■ What is needed: Read the records and gather each line that includes "structured".

[Collection entries]
··········
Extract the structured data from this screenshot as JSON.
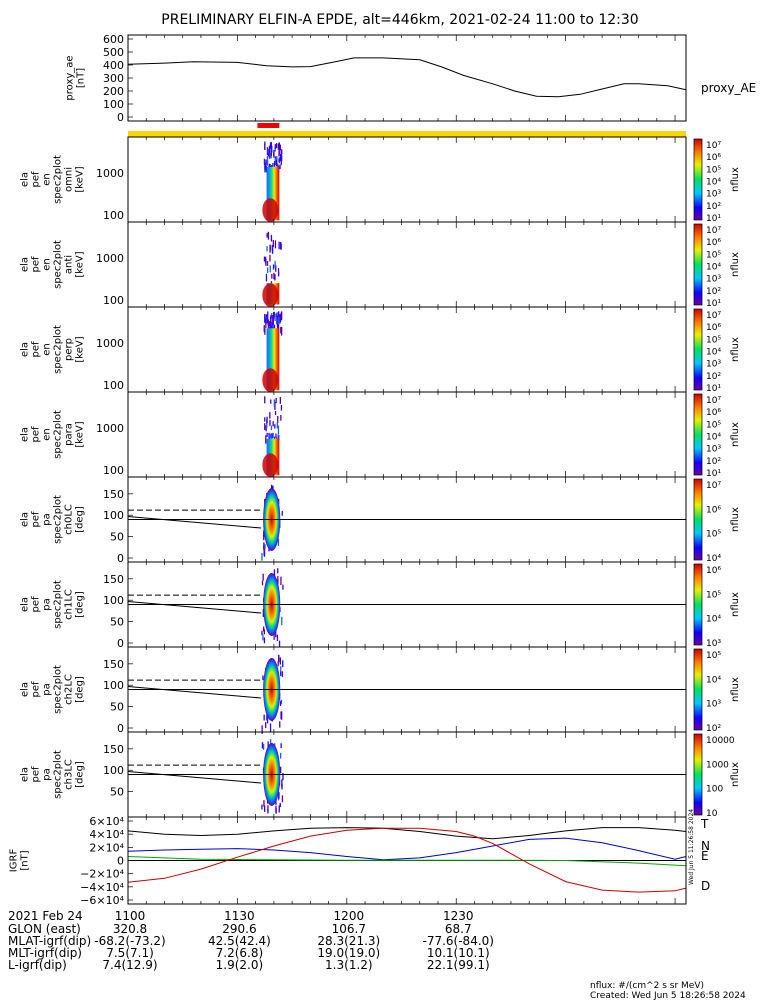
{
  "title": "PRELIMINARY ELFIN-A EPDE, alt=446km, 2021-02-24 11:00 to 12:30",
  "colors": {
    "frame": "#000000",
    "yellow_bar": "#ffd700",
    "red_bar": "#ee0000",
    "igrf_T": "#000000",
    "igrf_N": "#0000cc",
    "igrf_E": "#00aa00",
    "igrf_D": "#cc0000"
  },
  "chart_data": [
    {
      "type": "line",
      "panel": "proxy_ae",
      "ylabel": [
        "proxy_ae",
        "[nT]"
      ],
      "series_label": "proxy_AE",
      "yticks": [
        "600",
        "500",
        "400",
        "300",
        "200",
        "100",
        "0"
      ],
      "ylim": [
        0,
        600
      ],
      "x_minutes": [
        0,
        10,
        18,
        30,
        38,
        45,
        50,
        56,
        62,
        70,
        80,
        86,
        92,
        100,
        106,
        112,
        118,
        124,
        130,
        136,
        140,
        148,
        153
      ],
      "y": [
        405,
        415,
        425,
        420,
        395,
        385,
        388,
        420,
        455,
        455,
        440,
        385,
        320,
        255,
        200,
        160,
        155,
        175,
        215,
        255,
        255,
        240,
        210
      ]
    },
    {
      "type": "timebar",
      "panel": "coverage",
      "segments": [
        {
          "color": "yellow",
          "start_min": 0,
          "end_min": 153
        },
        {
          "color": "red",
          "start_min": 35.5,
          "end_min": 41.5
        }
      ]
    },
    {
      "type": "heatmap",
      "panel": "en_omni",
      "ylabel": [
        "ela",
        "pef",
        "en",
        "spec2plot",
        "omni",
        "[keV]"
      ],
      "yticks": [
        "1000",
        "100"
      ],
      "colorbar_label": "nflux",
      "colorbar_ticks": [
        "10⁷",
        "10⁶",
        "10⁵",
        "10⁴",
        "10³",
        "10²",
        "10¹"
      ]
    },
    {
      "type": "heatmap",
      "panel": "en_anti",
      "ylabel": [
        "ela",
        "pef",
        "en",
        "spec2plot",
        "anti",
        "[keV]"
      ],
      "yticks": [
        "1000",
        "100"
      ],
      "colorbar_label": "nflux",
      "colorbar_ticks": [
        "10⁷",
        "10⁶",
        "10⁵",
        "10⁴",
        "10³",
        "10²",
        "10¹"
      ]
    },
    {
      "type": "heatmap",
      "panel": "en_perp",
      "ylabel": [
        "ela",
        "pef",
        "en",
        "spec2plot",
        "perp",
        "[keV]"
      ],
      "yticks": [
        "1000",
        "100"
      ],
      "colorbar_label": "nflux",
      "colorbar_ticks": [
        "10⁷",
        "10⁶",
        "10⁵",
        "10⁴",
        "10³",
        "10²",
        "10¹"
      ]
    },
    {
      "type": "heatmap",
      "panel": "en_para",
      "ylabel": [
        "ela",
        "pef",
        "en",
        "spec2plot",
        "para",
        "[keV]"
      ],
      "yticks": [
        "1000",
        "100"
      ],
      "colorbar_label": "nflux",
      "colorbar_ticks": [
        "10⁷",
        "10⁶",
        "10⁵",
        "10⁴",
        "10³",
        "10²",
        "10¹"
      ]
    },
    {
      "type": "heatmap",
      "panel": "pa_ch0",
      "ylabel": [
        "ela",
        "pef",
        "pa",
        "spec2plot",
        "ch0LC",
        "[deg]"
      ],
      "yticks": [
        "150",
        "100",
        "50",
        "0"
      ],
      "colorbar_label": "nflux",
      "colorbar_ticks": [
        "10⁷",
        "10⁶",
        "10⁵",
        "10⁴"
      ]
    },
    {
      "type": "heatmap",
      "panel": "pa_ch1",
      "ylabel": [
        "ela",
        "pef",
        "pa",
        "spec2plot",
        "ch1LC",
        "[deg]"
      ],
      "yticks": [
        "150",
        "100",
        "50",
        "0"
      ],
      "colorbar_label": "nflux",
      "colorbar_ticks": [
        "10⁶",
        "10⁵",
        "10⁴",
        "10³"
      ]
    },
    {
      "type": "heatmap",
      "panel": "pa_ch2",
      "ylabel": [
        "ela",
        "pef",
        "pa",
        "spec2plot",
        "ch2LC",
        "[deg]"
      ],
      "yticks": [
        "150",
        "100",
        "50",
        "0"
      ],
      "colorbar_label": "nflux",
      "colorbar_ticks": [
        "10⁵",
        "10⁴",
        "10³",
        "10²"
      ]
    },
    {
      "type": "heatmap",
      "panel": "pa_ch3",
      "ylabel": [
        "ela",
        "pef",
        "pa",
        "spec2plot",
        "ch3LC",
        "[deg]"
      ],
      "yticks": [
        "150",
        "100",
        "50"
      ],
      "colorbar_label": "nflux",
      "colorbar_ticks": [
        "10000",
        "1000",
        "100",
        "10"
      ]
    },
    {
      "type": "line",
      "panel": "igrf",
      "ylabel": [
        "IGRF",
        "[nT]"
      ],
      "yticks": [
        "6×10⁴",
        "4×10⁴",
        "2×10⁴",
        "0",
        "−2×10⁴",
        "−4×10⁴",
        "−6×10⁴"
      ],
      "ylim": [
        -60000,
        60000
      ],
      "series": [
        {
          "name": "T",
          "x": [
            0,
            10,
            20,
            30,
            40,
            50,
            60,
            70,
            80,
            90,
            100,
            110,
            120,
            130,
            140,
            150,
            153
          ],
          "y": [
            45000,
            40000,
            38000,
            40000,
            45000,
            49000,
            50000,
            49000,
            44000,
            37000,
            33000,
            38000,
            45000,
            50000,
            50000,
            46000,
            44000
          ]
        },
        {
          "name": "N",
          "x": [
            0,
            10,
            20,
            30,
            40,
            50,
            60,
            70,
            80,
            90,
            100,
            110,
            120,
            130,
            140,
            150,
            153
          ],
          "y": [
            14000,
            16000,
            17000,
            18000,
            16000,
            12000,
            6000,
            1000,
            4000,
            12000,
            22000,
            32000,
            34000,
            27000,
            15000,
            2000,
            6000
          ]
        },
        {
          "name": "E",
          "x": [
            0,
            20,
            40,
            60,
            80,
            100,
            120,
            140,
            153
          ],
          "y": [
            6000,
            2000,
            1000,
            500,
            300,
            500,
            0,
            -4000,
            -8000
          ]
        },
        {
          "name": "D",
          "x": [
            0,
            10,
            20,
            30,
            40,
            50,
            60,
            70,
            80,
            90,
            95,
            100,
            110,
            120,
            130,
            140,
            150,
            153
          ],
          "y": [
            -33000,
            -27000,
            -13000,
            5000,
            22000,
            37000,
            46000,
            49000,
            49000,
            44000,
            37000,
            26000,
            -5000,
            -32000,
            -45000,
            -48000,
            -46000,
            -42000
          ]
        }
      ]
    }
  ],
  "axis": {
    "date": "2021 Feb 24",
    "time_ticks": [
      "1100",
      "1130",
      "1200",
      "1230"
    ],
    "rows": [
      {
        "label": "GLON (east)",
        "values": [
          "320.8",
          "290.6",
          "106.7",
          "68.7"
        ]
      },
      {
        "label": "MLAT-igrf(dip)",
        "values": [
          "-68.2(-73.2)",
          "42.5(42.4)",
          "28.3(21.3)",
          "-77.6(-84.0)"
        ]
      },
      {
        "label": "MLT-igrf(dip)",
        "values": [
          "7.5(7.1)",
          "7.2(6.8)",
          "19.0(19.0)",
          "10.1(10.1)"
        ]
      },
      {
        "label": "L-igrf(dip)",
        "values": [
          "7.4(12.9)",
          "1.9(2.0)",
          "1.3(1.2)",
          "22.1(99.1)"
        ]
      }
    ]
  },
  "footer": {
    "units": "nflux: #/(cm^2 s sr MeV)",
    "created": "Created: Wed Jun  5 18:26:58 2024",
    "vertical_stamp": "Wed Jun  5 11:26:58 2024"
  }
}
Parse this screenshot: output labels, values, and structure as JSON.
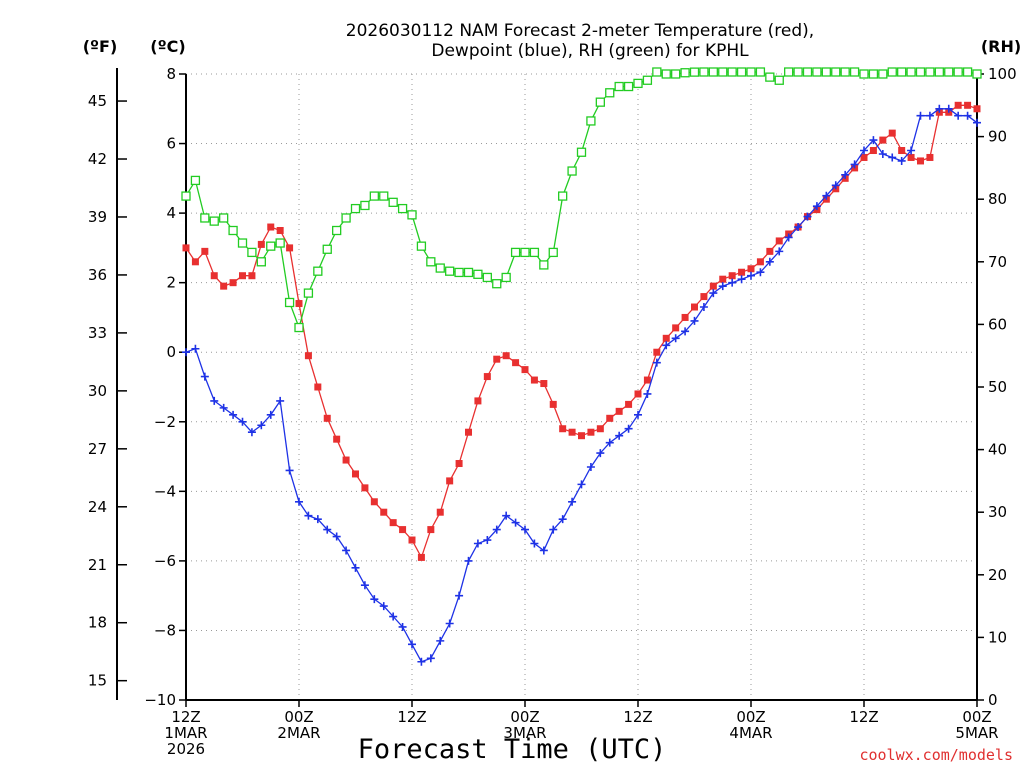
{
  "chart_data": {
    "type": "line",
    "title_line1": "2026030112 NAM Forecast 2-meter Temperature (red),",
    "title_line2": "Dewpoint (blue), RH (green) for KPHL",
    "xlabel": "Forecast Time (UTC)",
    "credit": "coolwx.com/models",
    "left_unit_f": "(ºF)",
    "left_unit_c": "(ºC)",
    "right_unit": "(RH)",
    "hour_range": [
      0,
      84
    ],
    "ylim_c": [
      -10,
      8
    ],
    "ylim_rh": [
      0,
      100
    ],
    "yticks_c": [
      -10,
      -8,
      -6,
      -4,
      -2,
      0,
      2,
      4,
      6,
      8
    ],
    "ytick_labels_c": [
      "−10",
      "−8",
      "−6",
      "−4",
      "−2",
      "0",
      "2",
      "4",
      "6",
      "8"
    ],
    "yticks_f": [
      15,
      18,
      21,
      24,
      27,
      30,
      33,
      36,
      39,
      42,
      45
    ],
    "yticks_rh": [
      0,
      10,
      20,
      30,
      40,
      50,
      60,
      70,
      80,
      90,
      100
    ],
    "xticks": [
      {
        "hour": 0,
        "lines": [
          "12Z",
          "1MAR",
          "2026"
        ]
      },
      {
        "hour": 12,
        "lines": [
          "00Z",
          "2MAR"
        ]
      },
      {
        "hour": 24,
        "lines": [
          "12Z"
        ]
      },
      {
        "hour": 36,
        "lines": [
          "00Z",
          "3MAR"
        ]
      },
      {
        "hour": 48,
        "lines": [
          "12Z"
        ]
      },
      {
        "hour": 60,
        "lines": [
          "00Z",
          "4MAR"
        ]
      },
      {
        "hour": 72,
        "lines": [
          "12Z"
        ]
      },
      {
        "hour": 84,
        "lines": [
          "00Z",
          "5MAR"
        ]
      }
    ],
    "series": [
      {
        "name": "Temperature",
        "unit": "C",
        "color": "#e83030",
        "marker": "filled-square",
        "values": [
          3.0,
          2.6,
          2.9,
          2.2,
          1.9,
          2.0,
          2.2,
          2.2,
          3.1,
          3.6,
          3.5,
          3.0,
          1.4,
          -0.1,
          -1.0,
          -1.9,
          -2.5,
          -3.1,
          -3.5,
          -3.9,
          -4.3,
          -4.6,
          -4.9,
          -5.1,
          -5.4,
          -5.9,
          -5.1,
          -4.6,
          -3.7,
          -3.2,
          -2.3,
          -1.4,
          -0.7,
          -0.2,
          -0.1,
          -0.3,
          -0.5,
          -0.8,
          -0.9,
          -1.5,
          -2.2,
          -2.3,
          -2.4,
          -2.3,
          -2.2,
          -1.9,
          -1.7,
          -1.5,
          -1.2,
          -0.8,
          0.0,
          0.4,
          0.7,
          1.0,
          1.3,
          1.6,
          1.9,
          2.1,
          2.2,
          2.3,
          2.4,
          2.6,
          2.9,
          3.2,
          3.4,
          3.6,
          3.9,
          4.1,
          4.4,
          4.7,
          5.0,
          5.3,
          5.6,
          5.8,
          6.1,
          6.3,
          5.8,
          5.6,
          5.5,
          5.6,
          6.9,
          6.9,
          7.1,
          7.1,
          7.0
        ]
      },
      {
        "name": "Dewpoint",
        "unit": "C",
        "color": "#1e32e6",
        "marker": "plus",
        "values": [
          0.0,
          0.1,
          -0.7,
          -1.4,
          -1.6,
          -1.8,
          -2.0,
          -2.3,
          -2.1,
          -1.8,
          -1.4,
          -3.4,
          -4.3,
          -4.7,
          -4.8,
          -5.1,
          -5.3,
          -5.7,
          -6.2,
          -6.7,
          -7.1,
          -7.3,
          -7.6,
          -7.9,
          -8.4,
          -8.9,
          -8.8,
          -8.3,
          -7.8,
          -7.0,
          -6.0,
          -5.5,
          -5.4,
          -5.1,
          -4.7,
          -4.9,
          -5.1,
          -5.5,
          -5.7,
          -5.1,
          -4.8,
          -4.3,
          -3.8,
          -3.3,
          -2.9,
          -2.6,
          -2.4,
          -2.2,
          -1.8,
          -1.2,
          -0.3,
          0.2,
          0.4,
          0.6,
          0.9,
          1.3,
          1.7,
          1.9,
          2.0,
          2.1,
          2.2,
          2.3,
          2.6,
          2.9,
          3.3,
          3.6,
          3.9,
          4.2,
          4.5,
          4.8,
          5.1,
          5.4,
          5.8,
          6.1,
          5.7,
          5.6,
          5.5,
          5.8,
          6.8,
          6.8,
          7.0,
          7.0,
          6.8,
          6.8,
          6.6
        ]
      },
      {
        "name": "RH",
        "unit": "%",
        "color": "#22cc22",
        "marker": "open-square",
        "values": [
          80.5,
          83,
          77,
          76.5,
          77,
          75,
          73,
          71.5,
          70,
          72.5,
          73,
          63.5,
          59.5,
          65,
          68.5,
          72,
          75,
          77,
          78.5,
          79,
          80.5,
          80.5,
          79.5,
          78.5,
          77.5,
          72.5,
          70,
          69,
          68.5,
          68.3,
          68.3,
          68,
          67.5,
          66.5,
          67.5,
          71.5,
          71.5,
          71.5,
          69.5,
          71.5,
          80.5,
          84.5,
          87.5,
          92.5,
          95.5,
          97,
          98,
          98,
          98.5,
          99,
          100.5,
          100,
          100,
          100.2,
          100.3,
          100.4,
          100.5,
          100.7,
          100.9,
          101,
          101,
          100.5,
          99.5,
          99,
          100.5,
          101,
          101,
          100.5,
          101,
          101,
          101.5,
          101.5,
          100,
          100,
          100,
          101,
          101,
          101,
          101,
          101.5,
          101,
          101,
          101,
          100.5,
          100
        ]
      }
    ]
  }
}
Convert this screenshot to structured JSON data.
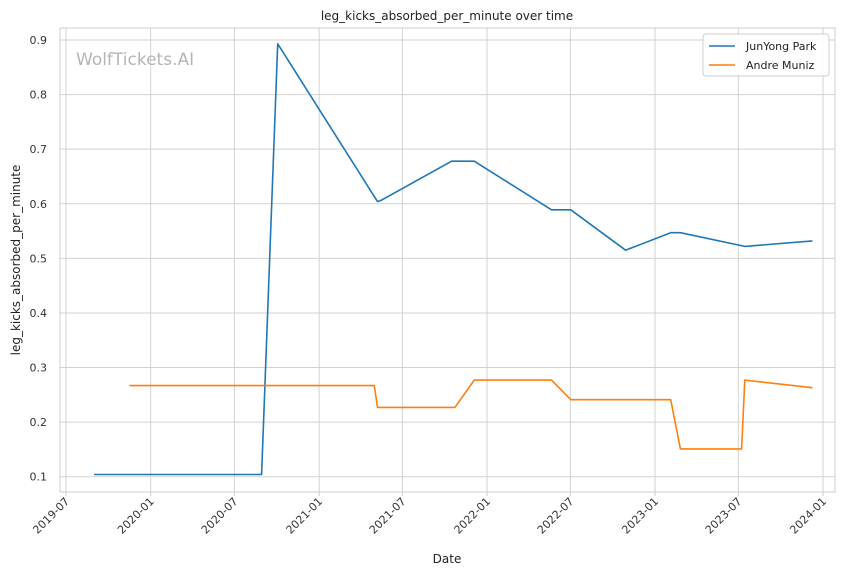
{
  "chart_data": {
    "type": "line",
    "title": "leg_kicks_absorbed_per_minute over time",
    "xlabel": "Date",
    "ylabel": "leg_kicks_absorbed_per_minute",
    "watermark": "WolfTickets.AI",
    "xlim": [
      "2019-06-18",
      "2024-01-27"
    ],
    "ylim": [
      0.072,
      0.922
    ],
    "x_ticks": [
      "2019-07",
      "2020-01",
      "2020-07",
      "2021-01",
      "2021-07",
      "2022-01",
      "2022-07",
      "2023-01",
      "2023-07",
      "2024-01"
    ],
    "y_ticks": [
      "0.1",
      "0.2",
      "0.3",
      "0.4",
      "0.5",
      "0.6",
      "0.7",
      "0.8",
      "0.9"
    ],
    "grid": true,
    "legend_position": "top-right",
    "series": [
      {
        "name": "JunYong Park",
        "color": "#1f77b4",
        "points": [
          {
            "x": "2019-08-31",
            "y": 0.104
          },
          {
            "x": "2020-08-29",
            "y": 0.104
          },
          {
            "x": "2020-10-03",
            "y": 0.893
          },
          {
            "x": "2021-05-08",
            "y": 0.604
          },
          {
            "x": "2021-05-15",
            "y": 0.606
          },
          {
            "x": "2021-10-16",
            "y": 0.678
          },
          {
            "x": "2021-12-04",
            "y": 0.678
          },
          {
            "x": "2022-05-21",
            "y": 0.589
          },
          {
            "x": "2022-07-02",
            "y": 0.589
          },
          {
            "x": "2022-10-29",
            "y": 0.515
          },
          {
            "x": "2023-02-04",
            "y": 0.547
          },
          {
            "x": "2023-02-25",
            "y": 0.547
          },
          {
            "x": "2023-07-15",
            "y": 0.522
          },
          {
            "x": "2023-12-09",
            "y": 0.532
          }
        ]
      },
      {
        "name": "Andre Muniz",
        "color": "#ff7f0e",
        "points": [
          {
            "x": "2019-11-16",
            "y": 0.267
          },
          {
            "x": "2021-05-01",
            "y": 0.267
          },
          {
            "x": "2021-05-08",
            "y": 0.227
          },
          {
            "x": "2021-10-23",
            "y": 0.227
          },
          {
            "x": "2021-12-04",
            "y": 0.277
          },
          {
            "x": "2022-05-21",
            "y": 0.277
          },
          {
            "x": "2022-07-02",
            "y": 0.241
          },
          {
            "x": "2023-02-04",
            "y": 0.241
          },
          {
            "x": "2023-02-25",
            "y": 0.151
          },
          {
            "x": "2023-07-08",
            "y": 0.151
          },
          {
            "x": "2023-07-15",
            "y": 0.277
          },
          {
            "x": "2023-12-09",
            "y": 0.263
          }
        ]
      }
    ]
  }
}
··········
■ Exercise result:
Extract the structured data from this screenshot as JSON.
Convert this screenshot to structured JSON data.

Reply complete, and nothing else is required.